- [Trecho do texto]:
<<<<

O brechó parisiense de Fernanda Tabet
Artista plástica e eterna punk conta da vida nos últimos anos
“Olha, já vou logo te avisando: Ainda não fui a Disney! Mas conheci Espanha, Portugal, Irlanda, Holanda e França.” No segundo andar de um casarão antigo localizado na Avenida dos Andradas, próximo à esquina com a Benjamin Constant, a artista plástica e eterna punk Fernanda Tabet enumera as viagens que fez desde quando o gravador foi desligado na entrevista que resultou na estreia da seção “Outras ideias”, em 20 de julho de 2014. Com o gravador ligado novamente, três anos depois, ela vai das lágrimas às gargalhadas em fração de segundos.

>>>>

- [Enunciado]: No texto sobre Fernanda Tabet, substitua "gravador" por "microfone" e reproduza o trecho começando em "O brechó parisiense" e seguindo até "fração de segundos.". Os registros vêm de outra fonte.

- [Material fornecido]:

<<<<

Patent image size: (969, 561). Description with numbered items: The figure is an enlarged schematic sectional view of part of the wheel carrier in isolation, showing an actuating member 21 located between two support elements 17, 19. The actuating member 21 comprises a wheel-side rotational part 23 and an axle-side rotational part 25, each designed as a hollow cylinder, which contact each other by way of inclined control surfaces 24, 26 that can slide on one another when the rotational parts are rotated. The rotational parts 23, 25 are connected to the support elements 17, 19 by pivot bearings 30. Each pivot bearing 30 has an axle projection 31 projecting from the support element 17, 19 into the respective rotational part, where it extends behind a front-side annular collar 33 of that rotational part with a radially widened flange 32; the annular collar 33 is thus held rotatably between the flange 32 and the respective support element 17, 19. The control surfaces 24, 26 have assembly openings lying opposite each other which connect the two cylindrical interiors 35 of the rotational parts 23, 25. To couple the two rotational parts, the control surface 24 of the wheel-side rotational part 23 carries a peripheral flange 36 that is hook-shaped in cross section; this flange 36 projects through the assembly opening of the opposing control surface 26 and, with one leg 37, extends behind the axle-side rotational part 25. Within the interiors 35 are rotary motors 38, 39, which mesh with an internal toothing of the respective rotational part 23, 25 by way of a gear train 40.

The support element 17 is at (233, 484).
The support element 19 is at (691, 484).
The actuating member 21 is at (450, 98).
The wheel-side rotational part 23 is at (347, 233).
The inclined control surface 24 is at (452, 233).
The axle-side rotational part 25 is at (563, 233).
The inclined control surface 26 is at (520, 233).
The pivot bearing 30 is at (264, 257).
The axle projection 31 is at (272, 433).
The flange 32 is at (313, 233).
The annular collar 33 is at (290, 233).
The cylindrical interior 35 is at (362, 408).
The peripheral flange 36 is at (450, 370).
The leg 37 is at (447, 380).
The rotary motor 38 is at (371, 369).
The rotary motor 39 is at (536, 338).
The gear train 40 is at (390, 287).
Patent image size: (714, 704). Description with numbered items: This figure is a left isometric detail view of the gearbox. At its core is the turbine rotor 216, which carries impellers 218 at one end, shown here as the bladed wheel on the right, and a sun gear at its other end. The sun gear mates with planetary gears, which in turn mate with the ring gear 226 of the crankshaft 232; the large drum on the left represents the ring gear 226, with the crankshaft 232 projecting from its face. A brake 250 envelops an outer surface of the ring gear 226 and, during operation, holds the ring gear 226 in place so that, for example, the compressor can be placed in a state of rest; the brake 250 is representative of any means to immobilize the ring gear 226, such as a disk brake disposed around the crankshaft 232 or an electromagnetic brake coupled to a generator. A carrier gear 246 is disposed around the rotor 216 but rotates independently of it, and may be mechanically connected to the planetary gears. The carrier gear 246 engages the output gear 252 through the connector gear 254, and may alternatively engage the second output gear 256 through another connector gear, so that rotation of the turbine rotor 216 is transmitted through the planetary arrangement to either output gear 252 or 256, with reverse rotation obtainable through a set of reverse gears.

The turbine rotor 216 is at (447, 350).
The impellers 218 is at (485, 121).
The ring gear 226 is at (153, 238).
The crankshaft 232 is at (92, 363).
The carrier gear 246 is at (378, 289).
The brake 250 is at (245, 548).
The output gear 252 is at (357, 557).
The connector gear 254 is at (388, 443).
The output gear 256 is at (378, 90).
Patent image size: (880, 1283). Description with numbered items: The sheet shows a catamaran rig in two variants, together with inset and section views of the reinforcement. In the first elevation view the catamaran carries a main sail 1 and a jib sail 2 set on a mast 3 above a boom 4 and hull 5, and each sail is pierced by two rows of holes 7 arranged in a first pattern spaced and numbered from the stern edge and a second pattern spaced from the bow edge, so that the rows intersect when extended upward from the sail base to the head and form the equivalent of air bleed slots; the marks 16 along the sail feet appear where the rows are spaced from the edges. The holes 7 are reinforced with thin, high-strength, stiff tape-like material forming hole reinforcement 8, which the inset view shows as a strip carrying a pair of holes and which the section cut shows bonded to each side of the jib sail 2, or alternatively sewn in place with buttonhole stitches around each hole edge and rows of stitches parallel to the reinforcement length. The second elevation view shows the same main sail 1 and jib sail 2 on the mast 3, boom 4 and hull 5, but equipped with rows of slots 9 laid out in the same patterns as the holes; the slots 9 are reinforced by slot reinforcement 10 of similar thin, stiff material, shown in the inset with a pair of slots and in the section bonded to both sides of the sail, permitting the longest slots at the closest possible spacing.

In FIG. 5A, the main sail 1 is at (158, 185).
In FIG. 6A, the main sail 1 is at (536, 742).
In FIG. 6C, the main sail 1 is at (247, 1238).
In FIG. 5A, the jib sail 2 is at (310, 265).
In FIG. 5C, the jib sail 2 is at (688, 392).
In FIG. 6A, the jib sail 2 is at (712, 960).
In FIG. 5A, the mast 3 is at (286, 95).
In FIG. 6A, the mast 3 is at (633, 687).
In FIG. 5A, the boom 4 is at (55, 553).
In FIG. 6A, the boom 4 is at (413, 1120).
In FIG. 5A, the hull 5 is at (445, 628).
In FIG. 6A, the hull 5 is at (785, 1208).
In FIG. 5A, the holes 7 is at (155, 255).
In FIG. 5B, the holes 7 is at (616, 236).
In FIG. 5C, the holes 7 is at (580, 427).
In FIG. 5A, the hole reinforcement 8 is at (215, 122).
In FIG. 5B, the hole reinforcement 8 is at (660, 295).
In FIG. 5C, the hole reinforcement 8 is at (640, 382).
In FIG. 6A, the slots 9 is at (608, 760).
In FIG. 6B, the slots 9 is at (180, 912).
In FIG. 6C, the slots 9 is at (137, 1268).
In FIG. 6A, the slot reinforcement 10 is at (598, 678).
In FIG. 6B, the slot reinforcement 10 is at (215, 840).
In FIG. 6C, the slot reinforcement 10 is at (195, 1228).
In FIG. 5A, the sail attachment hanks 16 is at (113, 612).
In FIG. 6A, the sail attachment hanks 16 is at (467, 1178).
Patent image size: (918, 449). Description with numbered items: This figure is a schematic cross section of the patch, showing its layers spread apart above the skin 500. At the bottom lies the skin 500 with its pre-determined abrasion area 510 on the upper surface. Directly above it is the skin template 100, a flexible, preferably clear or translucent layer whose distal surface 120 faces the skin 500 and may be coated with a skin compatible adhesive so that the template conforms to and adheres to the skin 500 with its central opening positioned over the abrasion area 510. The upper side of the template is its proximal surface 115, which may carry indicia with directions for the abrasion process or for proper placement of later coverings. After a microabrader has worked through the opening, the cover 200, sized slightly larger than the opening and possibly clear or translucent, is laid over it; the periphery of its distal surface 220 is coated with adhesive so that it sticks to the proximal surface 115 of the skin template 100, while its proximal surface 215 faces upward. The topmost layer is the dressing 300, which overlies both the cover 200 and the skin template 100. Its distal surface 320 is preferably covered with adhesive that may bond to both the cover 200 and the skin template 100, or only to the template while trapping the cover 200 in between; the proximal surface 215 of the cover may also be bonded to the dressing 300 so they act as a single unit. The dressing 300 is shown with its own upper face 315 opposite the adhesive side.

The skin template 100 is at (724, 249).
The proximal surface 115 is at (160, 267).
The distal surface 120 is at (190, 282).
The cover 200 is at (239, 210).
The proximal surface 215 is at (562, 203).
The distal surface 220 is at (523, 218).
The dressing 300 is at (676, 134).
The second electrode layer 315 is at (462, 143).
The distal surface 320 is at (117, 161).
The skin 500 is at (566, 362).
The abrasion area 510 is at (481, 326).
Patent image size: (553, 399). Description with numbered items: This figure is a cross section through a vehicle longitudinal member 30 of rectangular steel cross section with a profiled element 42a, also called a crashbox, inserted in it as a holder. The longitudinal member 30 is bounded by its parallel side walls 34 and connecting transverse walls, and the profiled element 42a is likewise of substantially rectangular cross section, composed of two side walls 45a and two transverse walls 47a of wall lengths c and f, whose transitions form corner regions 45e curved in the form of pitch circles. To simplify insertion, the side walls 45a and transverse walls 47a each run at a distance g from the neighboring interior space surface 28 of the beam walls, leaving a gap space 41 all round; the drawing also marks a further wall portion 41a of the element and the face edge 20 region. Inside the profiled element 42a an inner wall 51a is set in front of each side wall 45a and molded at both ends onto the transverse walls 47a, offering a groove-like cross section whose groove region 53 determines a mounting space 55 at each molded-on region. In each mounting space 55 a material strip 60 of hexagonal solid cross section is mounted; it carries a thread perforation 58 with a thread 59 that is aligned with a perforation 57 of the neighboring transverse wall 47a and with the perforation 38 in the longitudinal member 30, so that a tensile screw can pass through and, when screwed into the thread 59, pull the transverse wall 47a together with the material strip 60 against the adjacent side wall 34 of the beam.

>>>>

- [Resolução completa]:
O brechó parisiense de Fernanda Tabet
Artista plástica e eterna punk conta da vida nos últimos anos
“Olha, já vou logo te avisando: Ainda não fui a Disney! Mas conheci Espanha, Portugal, Irlanda, Holanda e França.” No segundo andar de um casarão antigo localizado na Avenida dos Andradas, próximo à esquina com a Benjamin Constant, a artista plástica e eterna punk Fernanda Tabet enumera as viagens que fez desde quando o microfone foi desligado na entrevista que resultou na estreia da seção “Outras ideias”, em 20 de julho de 2014. Com o microfone ligado novamente, três anos depois, ela vai das lágrimas às gargalhadas em fração de segundos.